Problema proposto A — Como você resumiria em duas frases a passagem sobre a independência do juiz?
Problema proposto B — Dê continuidade à passagem sobre a independência do juiz, começando logo após a última frase apresentada.

Trecho de origem —

____

Segundo Luigi Ferrajoli, a independência do juiz é uma aquisição do moderno Estado de direito, conexa, tanto teórica como historicamente, à confirmação, de um lado, do princípio de estrita legalidade e da natureza cognitiva da jurisdição e, de outro, dos direitos naturais e fundamentais da pessoa.

Jorge Luiz Souto Maior e Marcos Neves Fava asseveram que “A independência do juiz, primeiro, é uma garantia do próprio Estado de Direito, pelo qual se atribuiu ao Poder Judiciário a atribuição de dizer o direito, direito este que será fixado por normas jurídicas elaboradas pelo Poder Legislativo, com inserção, ao longo dos anos, de valores sociais e humanos, incorporados ao direito pela noção de princípios jurídicos. A independência do juiz, para dizer o direito, é estabelecida pela própria ordem jurídica como forma de garantir ao cidadão que o Estado de Direito será respeitado e usado como defesa contra todo o tipo de usurpação. Neste sentido, a independência do juiz é, igualmente, garante do regime democrático.

____

Registros armazenados —

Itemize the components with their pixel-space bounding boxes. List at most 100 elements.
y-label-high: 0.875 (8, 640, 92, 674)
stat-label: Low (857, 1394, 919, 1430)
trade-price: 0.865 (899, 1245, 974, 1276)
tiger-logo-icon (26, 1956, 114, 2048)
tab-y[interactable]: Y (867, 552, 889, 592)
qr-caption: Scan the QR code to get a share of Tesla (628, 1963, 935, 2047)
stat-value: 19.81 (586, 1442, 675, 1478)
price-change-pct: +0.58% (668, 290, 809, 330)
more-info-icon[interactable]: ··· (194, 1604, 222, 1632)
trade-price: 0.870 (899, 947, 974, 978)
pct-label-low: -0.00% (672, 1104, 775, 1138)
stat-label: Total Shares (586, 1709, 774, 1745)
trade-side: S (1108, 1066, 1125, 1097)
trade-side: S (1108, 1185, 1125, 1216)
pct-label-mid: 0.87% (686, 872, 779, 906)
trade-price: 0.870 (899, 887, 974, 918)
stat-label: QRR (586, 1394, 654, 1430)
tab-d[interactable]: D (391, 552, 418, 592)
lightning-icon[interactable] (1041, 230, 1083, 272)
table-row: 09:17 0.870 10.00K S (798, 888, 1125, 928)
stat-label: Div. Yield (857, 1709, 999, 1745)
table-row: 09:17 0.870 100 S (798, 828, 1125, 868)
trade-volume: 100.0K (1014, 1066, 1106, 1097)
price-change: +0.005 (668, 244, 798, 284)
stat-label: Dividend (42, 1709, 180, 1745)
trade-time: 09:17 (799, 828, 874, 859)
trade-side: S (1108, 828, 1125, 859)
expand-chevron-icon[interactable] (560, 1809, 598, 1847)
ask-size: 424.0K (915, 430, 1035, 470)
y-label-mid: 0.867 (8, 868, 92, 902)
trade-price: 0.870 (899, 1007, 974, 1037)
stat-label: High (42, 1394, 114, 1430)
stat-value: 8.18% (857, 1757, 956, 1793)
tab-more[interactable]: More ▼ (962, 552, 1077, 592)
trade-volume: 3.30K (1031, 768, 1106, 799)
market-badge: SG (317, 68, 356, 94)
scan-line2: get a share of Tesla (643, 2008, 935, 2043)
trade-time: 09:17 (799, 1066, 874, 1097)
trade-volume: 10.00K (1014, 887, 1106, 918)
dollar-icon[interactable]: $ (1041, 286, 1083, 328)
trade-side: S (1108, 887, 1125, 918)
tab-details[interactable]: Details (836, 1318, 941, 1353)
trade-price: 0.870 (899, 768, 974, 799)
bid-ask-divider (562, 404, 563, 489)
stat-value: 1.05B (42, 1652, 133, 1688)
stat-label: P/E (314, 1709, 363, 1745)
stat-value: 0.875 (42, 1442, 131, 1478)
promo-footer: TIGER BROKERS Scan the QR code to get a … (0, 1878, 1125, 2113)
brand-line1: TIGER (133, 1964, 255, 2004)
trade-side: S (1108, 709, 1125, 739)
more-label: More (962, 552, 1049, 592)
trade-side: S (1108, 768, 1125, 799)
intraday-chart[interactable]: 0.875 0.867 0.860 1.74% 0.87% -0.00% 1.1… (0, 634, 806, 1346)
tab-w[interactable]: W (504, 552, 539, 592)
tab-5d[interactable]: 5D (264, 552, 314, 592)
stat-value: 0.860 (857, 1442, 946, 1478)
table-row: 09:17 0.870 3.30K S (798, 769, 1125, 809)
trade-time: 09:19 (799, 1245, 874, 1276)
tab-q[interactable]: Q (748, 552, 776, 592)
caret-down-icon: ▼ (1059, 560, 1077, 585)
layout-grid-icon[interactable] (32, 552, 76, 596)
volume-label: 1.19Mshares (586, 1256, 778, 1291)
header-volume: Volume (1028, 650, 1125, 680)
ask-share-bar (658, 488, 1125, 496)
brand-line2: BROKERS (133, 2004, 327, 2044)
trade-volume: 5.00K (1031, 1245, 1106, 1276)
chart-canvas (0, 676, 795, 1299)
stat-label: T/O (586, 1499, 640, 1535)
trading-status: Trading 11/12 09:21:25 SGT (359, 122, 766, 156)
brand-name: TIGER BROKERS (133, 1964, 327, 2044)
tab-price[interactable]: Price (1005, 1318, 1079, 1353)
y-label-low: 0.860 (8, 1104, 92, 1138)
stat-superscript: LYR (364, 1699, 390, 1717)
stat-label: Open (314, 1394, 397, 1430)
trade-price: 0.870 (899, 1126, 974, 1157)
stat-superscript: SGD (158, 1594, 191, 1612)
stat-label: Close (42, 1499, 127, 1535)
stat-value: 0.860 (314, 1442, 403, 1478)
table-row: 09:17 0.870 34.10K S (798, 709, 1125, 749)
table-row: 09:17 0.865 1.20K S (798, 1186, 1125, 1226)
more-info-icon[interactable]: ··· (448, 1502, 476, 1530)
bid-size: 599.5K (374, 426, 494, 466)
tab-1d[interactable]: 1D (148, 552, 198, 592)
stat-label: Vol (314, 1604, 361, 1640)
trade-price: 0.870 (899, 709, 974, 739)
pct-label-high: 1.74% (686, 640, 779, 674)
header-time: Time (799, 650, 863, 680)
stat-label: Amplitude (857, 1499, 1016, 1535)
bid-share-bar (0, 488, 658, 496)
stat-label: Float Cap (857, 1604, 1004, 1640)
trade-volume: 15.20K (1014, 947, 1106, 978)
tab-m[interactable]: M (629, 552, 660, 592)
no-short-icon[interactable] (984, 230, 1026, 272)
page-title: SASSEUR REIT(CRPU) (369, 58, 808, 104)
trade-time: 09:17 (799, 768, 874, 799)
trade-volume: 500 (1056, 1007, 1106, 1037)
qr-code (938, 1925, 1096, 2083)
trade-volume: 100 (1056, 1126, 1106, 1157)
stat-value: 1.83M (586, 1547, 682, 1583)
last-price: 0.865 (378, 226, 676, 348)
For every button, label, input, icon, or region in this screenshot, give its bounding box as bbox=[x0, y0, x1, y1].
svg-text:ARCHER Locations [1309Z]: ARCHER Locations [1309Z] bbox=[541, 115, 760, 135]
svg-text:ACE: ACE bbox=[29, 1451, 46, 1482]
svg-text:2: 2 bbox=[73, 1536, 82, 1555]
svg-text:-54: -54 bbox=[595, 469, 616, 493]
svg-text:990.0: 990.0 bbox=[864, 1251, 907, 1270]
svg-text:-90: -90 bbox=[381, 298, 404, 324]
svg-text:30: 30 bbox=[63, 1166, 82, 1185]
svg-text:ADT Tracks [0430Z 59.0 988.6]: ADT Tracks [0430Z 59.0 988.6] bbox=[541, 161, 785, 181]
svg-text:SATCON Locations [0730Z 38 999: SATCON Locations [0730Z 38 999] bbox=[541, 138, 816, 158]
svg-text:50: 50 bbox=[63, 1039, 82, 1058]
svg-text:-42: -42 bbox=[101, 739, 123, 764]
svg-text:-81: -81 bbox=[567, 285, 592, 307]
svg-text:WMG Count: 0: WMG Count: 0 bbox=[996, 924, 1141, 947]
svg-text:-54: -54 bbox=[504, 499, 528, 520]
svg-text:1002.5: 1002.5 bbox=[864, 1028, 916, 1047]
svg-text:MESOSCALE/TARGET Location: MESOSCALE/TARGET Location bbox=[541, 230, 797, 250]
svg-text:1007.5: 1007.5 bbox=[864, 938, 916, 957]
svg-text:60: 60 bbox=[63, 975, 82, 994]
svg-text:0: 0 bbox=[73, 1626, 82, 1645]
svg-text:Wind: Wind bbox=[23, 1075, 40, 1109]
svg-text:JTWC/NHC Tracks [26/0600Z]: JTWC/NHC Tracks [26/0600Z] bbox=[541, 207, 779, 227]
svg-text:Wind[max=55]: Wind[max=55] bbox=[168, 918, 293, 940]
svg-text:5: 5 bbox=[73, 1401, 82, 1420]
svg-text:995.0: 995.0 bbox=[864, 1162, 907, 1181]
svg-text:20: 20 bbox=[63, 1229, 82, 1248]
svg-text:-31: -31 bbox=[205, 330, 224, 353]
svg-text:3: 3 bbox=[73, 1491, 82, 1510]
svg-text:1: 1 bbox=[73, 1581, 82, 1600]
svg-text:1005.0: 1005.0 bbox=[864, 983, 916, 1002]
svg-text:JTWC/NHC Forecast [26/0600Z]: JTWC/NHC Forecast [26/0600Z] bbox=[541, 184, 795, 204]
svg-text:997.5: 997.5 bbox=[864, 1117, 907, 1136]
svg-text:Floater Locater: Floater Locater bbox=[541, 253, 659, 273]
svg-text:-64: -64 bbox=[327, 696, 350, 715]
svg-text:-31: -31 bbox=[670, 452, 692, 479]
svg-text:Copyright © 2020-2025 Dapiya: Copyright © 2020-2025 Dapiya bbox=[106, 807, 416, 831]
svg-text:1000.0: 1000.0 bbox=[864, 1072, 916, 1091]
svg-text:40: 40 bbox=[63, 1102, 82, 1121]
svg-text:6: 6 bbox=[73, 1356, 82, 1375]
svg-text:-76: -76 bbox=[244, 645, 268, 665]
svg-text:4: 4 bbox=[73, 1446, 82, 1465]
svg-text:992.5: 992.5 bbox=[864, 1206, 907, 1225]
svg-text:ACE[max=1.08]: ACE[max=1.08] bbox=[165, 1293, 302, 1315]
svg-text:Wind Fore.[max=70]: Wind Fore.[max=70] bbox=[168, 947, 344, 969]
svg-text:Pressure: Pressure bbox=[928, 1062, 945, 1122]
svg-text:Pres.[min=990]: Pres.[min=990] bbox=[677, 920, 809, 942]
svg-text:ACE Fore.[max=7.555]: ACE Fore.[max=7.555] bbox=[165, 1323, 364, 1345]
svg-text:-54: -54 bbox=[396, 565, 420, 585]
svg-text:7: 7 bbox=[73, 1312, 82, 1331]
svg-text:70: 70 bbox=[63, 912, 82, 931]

____

Resultado final A — Para Luigi Ferrajoli, a independência do juiz é uma aquisição do moderno Estado de direito, ligada ao princípio de estrita legalidade, à natureza cognitiva da jurisdição e aos direitos naturais e fundamentais da pessoa. Jorge Luiz Souto Maior e Marcos Neves Fava afirmam que ela garante o próprio Estado de Direito e o regime democrático, assegurando ao cidadão que esse Estado será respeitado e servirá de defesa contra todo tipo de usurpação.

Resultado final B —
Destaca-se que o juiz Roberto Luiz Corcioli Filho – tal como já havia ocorrido com a magistrada Kenarik Boujikian – foi punido por decisões, no curso de sua carreira, que fizeram “justiça” aqueles que eram vítimas da sanha punitivista e das atrocidades perpetradas em nome do Estado Penal.

A censura imposta ao Juiz de Direito Roberto Luiz Corcioli Filho, por exercício regular da jurisdição representa grave violação da independência judicial comprometendo a função jurisdicional.

Em nota a Associação Juízes para Democracia (AJD) destacou que: “O magistrado limitou-se a exercer seu poder – dever de controlar tais políticas, o que se amolda à função que se espera do próprio Poder Judiciário na esfera do sistema de freios e contrapesos que caracteriza a separação dos poderes em um Estado Democrático de Direito. O juiz punido mostrou, com suas decisões, que a atividade jurisdicional não é e nem pode ser um mero órgão chancelador da atividade policial da Administração Pública”.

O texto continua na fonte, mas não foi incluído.